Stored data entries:

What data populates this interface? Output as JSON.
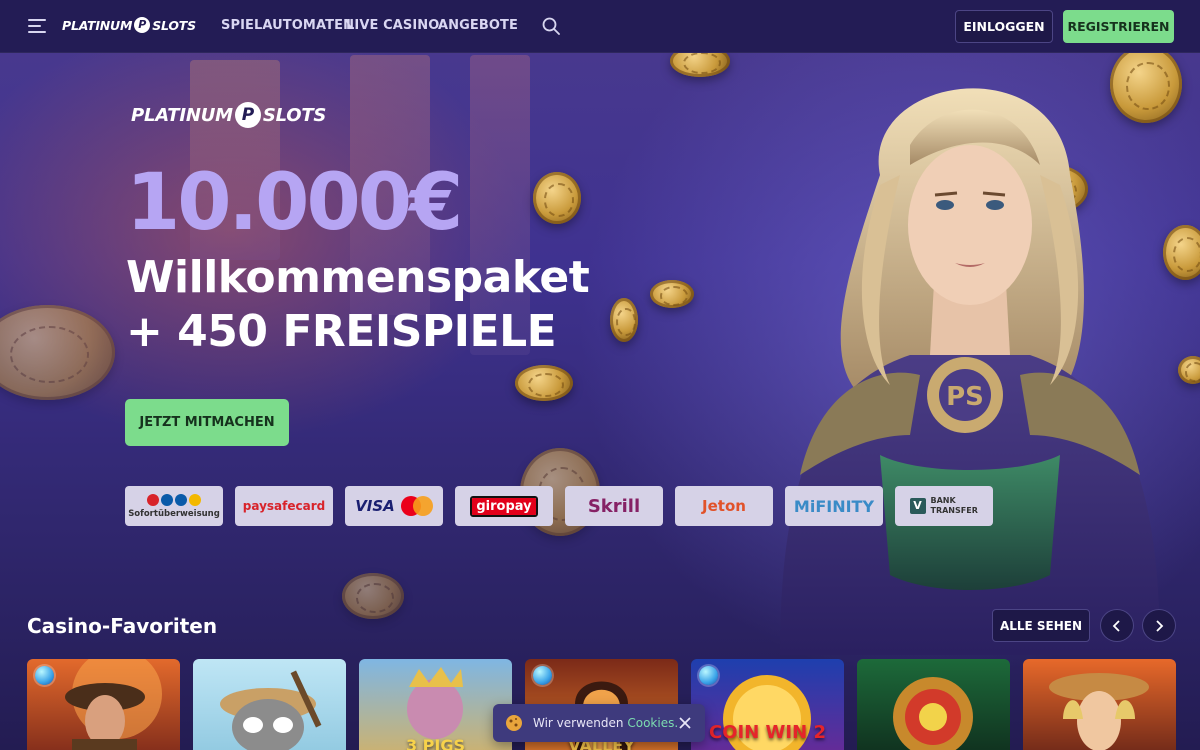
{
  "brand": {
    "name_left": "PLATINUM",
    "name_right": "SLOTS"
  },
  "nav": {
    "links": [
      "SPIELAUTOMATEN",
      "LIVE CASINO",
      "ANGEBOTE"
    ],
    "login_label": "EINLOGGEN",
    "register_label": "REGISTRIEREN"
  },
  "hero": {
    "amount": "10.000€",
    "line1": "Willkommenspaket",
    "line2": "+ 450 FREISPIELE",
    "cta_label": "JETZT MITMACHEN"
  },
  "payments": [
    {
      "name": "Sofortüberweisung"
    },
    {
      "name": "paysafecard"
    },
    {
      "name": "VISA",
      "extra": "MasterCard"
    },
    {
      "name": "giropay"
    },
    {
      "name": "Skrill"
    },
    {
      "name": "Jeton"
    },
    {
      "name": "MiFINITY"
    },
    {
      "name": "BANK TRANSFER"
    }
  ],
  "favorites": {
    "title": "Casino-Favoriten",
    "see_all_label": "ALLE SEHEN",
    "games": [
      {
        "caption": ""
      },
      {
        "caption": ""
      },
      {
        "caption": "3 PIGS"
      },
      {
        "caption": "VALLEY"
      },
      {
        "caption": "COIN WIN 2"
      },
      {
        "caption": ""
      },
      {
        "caption": ""
      }
    ]
  },
  "cookie": {
    "text": "Wir verwenden",
    "link": "Cookies."
  },
  "colors": {
    "accent_green": "#7cdc8c",
    "amount_purple": "#b6a5f3",
    "topbar": "#231c55"
  }
}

Aim. All of the data needs repeating exactly, but the pictures do not.

Solution to the exercise.
What data populates this interface? Output as JSON.
{
  "brand": {
    "name_left": "PLATINUM",
    "name_right": "SLOTS"
  },
  "nav": {
    "links": [
      "SPIELAUTOMATEN",
      "LIVE CASINO",
      "ANGEBOTE"
    ],
    "login_label": "EINLOGGEN",
    "register_label": "REGISTRIEREN"
  },
  "hero": {
    "amount": "10.000€",
    "line1": "Willkommenspaket",
    "line2": "+ 450 FREISPIELE",
    "cta_label": "JETZT MITMACHEN"
  },
  "payments": [
    {
      "name": "Sofortüberweisung"
    },
    {
      "name": "paysafecard"
    },
    {
      "name": "VISA",
      "extra": "MasterCard"
    },
    {
      "name": "giropay"
    },
    {
      "name": "Skrill"
    },
    {
      "name": "Jeton"
    },
    {
      "name": "MiFINITY"
    },
    {
      "name": "BANK TRANSFER"
    }
  ],
  "favorites": {
    "title": "Casino-Favoriten",
    "see_all_label": "ALLE SEHEN",
    "games": [
      {
        "caption": ""
      },
      {
        "caption": ""
      },
      {
        "caption": "3 PIGS"
      },
      {
        "caption": "VALLEY"
      },
      {
        "caption": "COIN WIN 2"
      },
      {
        "caption": ""
      },
      {
        "caption": ""
      }
    ]
  },
  "cookie": {
    "text": "Wir verwenden",
    "link": "Cookies."
  },
  "colors": {
    "accent_green": "#7cdc8c",
    "amount_purple": "#b6a5f3",
    "topbar": "#231c55"
  }
}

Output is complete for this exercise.